··· Data to process
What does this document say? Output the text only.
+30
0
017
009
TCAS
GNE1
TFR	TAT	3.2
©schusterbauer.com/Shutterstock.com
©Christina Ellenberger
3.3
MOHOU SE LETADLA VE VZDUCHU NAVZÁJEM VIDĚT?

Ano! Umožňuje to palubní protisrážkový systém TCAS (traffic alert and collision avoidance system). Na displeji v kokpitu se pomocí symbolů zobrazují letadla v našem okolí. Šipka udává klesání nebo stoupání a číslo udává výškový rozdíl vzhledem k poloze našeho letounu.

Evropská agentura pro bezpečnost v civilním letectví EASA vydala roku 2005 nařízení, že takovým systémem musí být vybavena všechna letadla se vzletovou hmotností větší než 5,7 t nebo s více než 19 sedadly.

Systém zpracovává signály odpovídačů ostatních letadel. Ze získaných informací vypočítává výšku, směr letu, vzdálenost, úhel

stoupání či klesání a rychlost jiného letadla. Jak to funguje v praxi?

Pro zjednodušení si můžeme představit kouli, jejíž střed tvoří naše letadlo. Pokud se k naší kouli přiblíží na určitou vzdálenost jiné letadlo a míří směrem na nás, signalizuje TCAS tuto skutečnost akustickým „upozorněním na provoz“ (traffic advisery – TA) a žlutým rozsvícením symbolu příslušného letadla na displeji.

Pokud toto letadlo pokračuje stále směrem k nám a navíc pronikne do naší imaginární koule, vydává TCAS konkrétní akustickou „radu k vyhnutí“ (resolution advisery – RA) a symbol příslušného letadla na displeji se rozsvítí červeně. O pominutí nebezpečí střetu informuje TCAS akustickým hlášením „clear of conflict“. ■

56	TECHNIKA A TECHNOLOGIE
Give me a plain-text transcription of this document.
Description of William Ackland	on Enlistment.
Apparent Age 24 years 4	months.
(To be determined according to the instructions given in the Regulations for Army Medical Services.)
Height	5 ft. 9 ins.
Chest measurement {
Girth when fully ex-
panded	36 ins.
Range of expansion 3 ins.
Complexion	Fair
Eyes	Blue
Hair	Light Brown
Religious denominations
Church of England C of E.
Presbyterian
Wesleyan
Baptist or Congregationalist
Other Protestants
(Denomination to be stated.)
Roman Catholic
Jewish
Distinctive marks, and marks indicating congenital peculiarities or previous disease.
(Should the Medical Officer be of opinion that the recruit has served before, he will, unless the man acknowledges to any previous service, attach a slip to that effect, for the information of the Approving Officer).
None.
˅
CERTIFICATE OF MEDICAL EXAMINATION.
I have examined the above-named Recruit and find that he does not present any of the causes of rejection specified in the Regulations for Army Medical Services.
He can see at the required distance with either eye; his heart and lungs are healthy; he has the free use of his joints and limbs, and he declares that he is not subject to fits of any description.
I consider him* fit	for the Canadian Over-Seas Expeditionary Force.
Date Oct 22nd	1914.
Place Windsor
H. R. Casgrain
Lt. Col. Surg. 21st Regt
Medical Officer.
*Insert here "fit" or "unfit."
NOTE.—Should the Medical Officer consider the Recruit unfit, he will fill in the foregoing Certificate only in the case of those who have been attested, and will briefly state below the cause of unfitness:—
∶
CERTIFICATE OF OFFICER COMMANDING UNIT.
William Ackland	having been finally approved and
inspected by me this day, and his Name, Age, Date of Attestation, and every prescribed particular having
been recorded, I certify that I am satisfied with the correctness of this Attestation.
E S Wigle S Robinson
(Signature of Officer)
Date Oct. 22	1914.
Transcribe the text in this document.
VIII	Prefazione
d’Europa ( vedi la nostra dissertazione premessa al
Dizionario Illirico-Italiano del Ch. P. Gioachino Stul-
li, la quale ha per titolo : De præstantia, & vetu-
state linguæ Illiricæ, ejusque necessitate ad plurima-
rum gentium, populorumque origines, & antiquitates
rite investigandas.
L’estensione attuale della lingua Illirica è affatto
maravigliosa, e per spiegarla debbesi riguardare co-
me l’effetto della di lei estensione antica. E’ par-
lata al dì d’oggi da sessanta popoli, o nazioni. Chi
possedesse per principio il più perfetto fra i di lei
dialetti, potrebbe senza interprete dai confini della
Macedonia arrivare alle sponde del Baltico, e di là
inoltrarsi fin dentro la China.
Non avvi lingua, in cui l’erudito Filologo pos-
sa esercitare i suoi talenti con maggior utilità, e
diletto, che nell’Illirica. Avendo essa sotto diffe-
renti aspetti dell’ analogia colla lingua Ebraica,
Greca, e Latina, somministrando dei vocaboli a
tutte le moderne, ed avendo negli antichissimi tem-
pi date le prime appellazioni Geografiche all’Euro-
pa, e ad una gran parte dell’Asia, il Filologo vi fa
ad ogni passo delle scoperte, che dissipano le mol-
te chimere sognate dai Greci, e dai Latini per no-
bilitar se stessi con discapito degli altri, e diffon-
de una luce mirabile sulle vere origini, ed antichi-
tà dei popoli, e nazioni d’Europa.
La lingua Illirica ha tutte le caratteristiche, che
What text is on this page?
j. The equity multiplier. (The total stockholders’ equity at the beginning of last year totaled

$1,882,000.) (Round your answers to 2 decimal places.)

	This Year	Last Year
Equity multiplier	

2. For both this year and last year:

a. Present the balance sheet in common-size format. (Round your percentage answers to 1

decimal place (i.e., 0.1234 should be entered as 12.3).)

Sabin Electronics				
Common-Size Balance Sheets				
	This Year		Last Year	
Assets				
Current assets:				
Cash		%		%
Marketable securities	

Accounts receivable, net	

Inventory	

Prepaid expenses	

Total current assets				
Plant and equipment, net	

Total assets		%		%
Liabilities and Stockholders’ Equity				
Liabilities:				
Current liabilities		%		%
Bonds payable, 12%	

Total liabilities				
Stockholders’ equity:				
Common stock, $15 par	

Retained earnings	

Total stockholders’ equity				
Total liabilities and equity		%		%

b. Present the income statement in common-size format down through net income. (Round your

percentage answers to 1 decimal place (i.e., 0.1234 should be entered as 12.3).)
······
Retype the records that precede this task, keeping them exactly the same.

Written response
What does this document say? Output the text only.
+30
0
017
009
TCAS
GNE1
TFR	TAT	3.2
©schusterbauer.com/Shutterstock.com
©Christina Ellenberger
3.3
MOHOU SE LETADLA VE VZDUCHU NAVZÁJEM VIDĚT?

Ano! Umožňuje to palubní protisrážkový systém TCAS (traffic alert and collision avoidance system). Na displeji v kokpitu se pomocí symbolů zobrazují letadla v našem okolí. Šipka udává klesání nebo stoupání a číslo udává výškový rozdíl vzhledem k poloze našeho letounu.

Evropská agentura pro bezpečnost v civilním letectví EASA vydala roku 2005 nařízení, že takovým systémem musí být vybavena všechna letadla se vzletovou hmotností větší než 5,7 t nebo s více než 19 sedadly.

Systém zpracovává signály odpovídačů ostatních letadel. Ze získaných informací vypočítává výšku, směr letu, vzdálenost, úhel

stoupání či klesání a rychlost jiného letadla. Jak to funguje v praxi?

Pro zjednodušení si můžeme představit kouli, jejíž střed tvoří naše letadlo. Pokud se k naší kouli přiblíží na určitou vzdálenost jiné letadlo a míří směrem na nás, signalizuje TCAS tuto skutečnost akustickým „upozorněním na provoz“ (traffic advisery – TA) a žlutým rozsvícením symbolu příslušného letadla na displeji.

Pokud toto letadlo pokračuje stále směrem k nám a navíc pronikne do naší imaginární koule, vydává TCAS konkrétní akustickou „radu k vyhnutí“ (resolution advisery – RA) a symbol příslušného letadla na displeji se rozsvítí červeně. O pominutí nebezpečí střetu informuje TCAS akustickým hlášením „clear of conflict“. ■

56	TECHNIKA A TECHNOLOGIE
Give me a plain-text transcription of this document.
Description of William Ackland	on Enlistment.
Apparent Age 24 years 4	months.
(To be determined according to the instructions given in the Regulations for Army Medical Services.)
Height	5 ft. 9 ins.
Chest measurement {
Girth when fully ex-
panded	36 ins.
Range of expansion 3 ins.
Complexion	Fair
Eyes	Blue
Hair	Light Brown
Religious denominations
Church of England C of E.
Presbyterian
Wesleyan
Baptist or Congregationalist
Other Protestants
(Denomination to be stated.)
Roman Catholic
Jewish
Distinctive marks, and marks indicating congenital peculiarities or previous disease.
(Should the Medical Officer be of opinion that the recruit has served before, he will, unless the man acknowledges to any previous service, attach a slip to that effect, for the information of the Approving Officer).
None.
˅
CERTIFICATE OF MEDICAL EXAMINATION.
I have examined the above-named Recruit and find that he does not present any of the causes of rejection specified in the Regulations for Army Medical Services.
He can see at the required distance with either eye; his heart and lungs are healthy; he has the free use of his joints and limbs, and he declares that he is not subject to fits of any description.
I consider him* fit	for the Canadian Over-Seas Expeditionary Force.
Date Oct 22nd	1914.
Place Windsor
H. R. Casgrain
Lt. Col. Surg. 21st Regt
Medical Officer.
*Insert here "fit" or "unfit."
NOTE.—Should the Medical Officer consider the Recruit unfit, he will fill in the foregoing Certificate only in the case of those who have been attested, and will briefly state below the cause of unfitness:—
∶
CERTIFICATE OF OFFICER COMMANDING UNIT.
William Ackland	having been finally approved and
inspected by me this day, and his Name, Age, Date of Attestation, and every prescribed particular having
been recorded, I certify that I am satisfied with the correctness of this Attestation.
E S Wigle S Robinson
(Signature of Officer)
Date Oct. 22	1914.
Transcribe the text in this document.
VIII	Prefazione
d’Europa ( vedi la nostra dissertazione premessa al
Dizionario Illirico-Italiano del Ch. P. Gioachino Stul-
li, la quale ha per titolo : De præstantia, & vetu-
state linguæ Illiricæ, ejusque necessitate ad plurima-
rum gentium, populorumque origines, & antiquitates
rite investigandas.
L’estensione attuale della lingua Illirica è affatto
maravigliosa, e per spiegarla debbesi riguardare co-
me l’effetto della di lei estensione antica. E’ par-
lata al dì d’oggi da sessanta popoli, o nazioni. Chi
possedesse per principio il più perfetto fra i di lei
dialetti, potrebbe senza interprete dai confini della
Macedonia arrivare alle sponde del Baltico, e di là
inoltrarsi fin dentro la China.
Non avvi lingua, in cui l’erudito Filologo pos-
sa esercitare i suoi talenti con maggior utilità, e
diletto, che nell’Illirica. Avendo essa sotto diffe-
renti aspetti dell’ analogia colla lingua Ebraica,
Greca, e Latina, somministrando dei vocaboli a
tutte le moderne, ed avendo negli antichissimi tem-
pi date le prime appellazioni Geografiche all’Euro-
pa, e ad una gran parte dell’Asia, il Filologo vi fa
ad ogni passo delle scoperte, che dissipano le mol-
te chimere sognate dai Greci, e dai Latini per no-
bilitar se stessi con discapito degli altri, e diffon-
de una luce mirabile sulle vere origini, ed antichi-
tà dei popoli, e nazioni d’Europa.
La lingua Illirica ha tutte le caratteristiche, che
What text is on this page?
j. The equity multiplier. (The total stockholders’ equity at the beginning of last year totaled

$1,882,000.) (Round your answers to 2 decimal places.)

	This Year	Last Year
Equity multiplier	

2. For both this year and last year:

a. Present the balance sheet in common-size format. (Round your percentage answers to 1

decimal place (i.e., 0.1234 should be entered as 12.3).)

Sabin Electronics				
Common-Size Balance Sheets				
	This Year		Last Year	
Assets				
Current assets:				
Cash		%		%
Marketable securities	

Accounts receivable, net	

Inventory	

Prepaid expenses	

Total current assets				
Plant and equipment, net	

Total assets		%		%
Liabilities and Stockholders’ Equity				
Liabilities:				
Current liabilities		%		%
Bonds payable, 12%	

Total liabilities				
Stockholders’ equity:				
Common stock, $15 par	

Retained earnings	

Total stockholders’ equity				
Total liabilities and equity		%		%

b. Present the income statement in common-size format down through net income. (Round your

percentage answers to 1 decimal place (i.e., 0.1234 should be entered as 12.3).)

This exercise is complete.